**REQUESTS:**
1/ Echo the listing word for word, starting at its first line and ending with the line that contains "cell[interactable]: [320, 660, 455, 697]", both included.
2/ Carry on the passage about early Akan beliefs from the point where it stops.

**EXCERPT TO READ:**
○ ○ ○ ○ ○

So violent and fickle was nature that he could not delude himself into feeling that he, a mere man, was at the center of the universe. It was not until the meek and gentle Jesus came that he waxed that vain!
Above all, the sight of blood exercised a magical compulsion upon the emotions of the Akan and does so to an inordinate extent even to this day. The monthly menstrual flow of women made them feel terror and dread, made them think that a child was struggling futilely to be born. The woman was believed to be the nexus of a battle between the visible and invisible worlds, and what man, in his right mind, would have sexual truck with a woman so involved with the dark and abysmal forces of a deified and polytheistic nature. And no doubt in those early days they lived a life of sexual communism, like so many other tribal people, and did not connect coitus with conception, and when a woman was menstruating or pregnant, she was a deadly creature whom one had better avoid—a tabooed being coming directly under the influence of the unseen…. Far, far back there must have been cults of moon worshipers among the women, for there are traces of moon images in their decorations and ornamentations even today. Silver is for women; silver symbolizes the moon; and does not the moon make the women bleed and pull the tides of the sea? On one of the trucks on a highway I saw a painted sign which proclaimed: FEAR WOMAN AND LIVE LONG….
What symbols did they have in those bygone days, symbols of wood and iron which have long ago rotted in this hot and humid earth?—symbols whose forms and meanings flowed from an order of emotional logic forever lost to our minds and feelings? The ego felt continuously threatened by ghosts and goblins against which resistance had to be offered night and day. Food, and children to help to grow more food, were the crux of existence. Pray the ancestors to let us have more children so that there will be more hands to grow more food….
People were valuable per se as people; indeed, they were a kind of currency; one could pawn one’s children, one’s nieces or nephews. You gave people in exchange for goods, in exchange for land; you gave people in exchange for other people; and, to own another person to help you with your daily chores was, of course, natural. When the West saw these pawns in the African households, they called them slaves and felt that these people would be fit to labor on the plantations in the New World.

○ ○ ○ ○ ○

(Element location data)
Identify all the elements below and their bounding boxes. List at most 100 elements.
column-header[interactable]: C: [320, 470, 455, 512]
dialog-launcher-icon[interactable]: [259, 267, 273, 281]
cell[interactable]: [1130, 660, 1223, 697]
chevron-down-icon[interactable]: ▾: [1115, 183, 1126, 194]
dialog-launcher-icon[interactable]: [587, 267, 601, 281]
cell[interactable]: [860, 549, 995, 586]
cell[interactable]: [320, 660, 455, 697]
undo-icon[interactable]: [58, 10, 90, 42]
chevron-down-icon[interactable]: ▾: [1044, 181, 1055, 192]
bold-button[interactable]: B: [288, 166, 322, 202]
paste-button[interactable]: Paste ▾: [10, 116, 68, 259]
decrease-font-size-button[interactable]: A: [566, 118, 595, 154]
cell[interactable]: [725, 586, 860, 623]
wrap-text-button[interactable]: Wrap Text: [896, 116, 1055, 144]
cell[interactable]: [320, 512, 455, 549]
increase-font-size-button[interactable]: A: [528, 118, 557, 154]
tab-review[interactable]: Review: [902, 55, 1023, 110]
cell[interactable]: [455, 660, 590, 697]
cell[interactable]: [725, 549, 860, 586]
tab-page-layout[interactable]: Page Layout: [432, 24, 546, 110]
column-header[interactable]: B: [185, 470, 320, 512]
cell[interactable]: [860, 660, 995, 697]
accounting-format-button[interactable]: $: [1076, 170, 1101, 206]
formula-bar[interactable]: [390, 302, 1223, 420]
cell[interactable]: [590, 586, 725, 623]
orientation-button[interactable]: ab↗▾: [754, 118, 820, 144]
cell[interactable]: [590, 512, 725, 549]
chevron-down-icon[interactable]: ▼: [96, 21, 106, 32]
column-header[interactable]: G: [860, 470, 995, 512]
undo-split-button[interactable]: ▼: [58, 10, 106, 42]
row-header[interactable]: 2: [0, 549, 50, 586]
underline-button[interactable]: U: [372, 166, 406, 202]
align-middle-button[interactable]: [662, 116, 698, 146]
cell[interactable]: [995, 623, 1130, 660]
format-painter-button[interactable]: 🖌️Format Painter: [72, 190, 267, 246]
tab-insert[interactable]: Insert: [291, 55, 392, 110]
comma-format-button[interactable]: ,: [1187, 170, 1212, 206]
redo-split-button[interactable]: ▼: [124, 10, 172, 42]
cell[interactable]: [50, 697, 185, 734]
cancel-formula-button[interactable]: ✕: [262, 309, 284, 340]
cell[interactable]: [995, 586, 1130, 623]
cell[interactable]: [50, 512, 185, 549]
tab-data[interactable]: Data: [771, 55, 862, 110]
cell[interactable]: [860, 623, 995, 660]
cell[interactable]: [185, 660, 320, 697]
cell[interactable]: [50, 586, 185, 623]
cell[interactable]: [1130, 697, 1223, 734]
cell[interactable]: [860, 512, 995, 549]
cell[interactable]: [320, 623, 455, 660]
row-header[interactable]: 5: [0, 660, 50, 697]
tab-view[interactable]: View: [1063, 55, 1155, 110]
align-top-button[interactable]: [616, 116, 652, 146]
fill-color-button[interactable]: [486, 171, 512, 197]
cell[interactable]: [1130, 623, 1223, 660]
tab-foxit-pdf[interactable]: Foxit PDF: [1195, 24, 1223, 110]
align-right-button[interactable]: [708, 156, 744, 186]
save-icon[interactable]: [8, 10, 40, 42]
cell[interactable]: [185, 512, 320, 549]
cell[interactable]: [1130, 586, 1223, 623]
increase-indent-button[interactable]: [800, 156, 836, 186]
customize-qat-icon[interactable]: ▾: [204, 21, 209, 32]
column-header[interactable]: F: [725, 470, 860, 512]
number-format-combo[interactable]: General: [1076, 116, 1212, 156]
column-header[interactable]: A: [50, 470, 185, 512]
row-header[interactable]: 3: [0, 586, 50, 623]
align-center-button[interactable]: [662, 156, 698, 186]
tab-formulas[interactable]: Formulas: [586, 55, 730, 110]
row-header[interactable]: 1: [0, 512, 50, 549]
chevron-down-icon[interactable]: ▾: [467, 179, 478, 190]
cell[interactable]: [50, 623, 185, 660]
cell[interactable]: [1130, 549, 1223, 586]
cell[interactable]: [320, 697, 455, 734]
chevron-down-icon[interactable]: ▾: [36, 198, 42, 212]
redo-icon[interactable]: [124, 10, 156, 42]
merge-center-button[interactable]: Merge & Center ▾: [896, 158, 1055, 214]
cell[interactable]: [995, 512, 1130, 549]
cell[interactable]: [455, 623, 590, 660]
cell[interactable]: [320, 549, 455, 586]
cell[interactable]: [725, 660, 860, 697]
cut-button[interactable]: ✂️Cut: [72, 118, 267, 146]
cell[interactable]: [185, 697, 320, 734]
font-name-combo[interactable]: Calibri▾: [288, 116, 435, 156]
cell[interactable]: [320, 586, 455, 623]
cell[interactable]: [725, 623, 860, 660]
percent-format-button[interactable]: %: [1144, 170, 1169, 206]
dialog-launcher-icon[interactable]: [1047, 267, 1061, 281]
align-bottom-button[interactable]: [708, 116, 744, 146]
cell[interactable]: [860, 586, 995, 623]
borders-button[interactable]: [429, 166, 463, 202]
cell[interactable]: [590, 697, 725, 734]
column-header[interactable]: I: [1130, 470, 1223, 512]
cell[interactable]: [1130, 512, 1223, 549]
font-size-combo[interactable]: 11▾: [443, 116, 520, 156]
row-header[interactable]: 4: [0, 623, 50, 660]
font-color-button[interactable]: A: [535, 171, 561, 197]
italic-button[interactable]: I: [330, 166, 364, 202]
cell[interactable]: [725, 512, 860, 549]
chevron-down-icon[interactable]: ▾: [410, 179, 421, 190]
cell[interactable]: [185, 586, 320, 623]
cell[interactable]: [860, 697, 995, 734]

○ ○ ○ ○ ○

**RESPONSES TO THE EXERCISE:**
1/
Identify all the elements below and their bounding boxes. List at most 100 elements.
column-header[interactable]: C: [320, 470, 455, 512]
dialog-launcher-icon[interactable]: [259, 267, 273, 281]
cell[interactable]: [1130, 660, 1223, 697]
chevron-down-icon[interactable]: ▾: [1115, 183, 1126, 194]
dialog-launcher-icon[interactable]: [587, 267, 601, 281]
cell[interactable]: [860, 549, 995, 586]
cell[interactable]: [320, 660, 455, 697]

2/
Arriving at Nkawkaw at midday, I ate, rested, went out upon the narrow veranda of the resthouse…. Emotionally detached, I feel the spell of this land. Those still, stagnant clouds snared in the tops of those tree-clad mountains—must not that have been an ominous sign in the old days? And that blood-red sun at sunset, what did it mean? That crawling line of ants, was it not pointing the way to a guilty man? Was not the veering flight of that bird the gesture of an unseen ancestor trying to communicate something? Why did the wind blow down that tree and make it point northward? That huge rock tilting at so strange an angle, what did it mean? And that child dying so young? Who did that…? What punishment was being visited and for whose sins?
Night comes suddenly, like wet black velvet. The air, charged with too much oxygen, drugs the blood. The scream of some wild birds cuts through the dark and stops abruptly, leaving a suspenseful void. A foul smell rises from somewhere. A distant drumming is heard and dies, as though ashamed of itself. An inexplicable gust of wind flutters the window curtain, making it billow and then fall limp. A bird chirps sleepily in the listless night. Fragments of African voices sound in the darkness and fade. The flame of my candle burns straight up, burns minutes on end without a single flicker or tremor. The sound of a lorry whose motor is whining as it strains to climb the steep hill brings back to me the world I know.
Thirty-Three
These shy people of the mud villages seem to live lives extending more into space than into time. They are static; they move and have their being, but it’s a kind of being that bends back upon itself, rests poised there, settled…. For housing, they do not build a house; they erect a shelter. For food, they do not eat for taste, but from hunger, habit, from what they recall of what their fathers ate.
There is not enough foundation to this jungle life to develop a hard and durable ego; more than ever do I know that that sudden burst of laughter which they give forth when my eyes meet theirs is acute embarrassment, a yearning to vanish, to have done with their personalities while someone is looking at them—a shyness that would fain give up and have no more dealings with strangers—a laughter that is so sweet of sound and yet so bitter in meaning. I look at a black child and it sinks right down upon the floor and hides its face, giggling. I look at a boy and he looks at me as though hypnotized, startled, awed, then he breaks into a wide, still, scared grin which he holds as he keeps staring at me, as though I’d put some kind of spell upon him. A black girl comes into a liquor store and when I glance at her, she pauses, smiles, gathers her cloth tightly about her, tucking and twisting it across her chest, bends in her knees, laughs, ducks her head, and moves forward in a shuffling and stumbling manner which keeps up until she vanishes around a corner; and her laughter is caught up and contagiously echoed by others who guffaw loud and long….
The tribal mind is sensuous: loving images, not concepts; personalities, not abstractions; movement, not form; dreams, not reality…. Hence, institutions based upon royalty of blood are natural to that mind. Endow a thing or a person with a rolling, sonorous name, and the tribal African must needs feel that there is something noble about it. “Fine!” “A big, big man!” “I want a wonderful life!” “I like your emotion!” “I’d like to serve you.”: “I like you too much!”—all of these are phrases of full-bodied emotion, passion, joy as they roll from black lips. From a strictly tribal point of view, they cannot really conceive of a political party except in the form of a glamorous leader. When they honor, adore, obey it’s toward a person and it is absolute in its intensity. The tribal African does not really love, he worships; he does not hate, he curses; he does not rest, he sleeps; and when he works, his work becomes a kind of dance…. He transforms that which he touches into something else which is his and his alone; he dreams naturally, spontaneously, without even being aware that he does so. To live, with the tribal African, is to create.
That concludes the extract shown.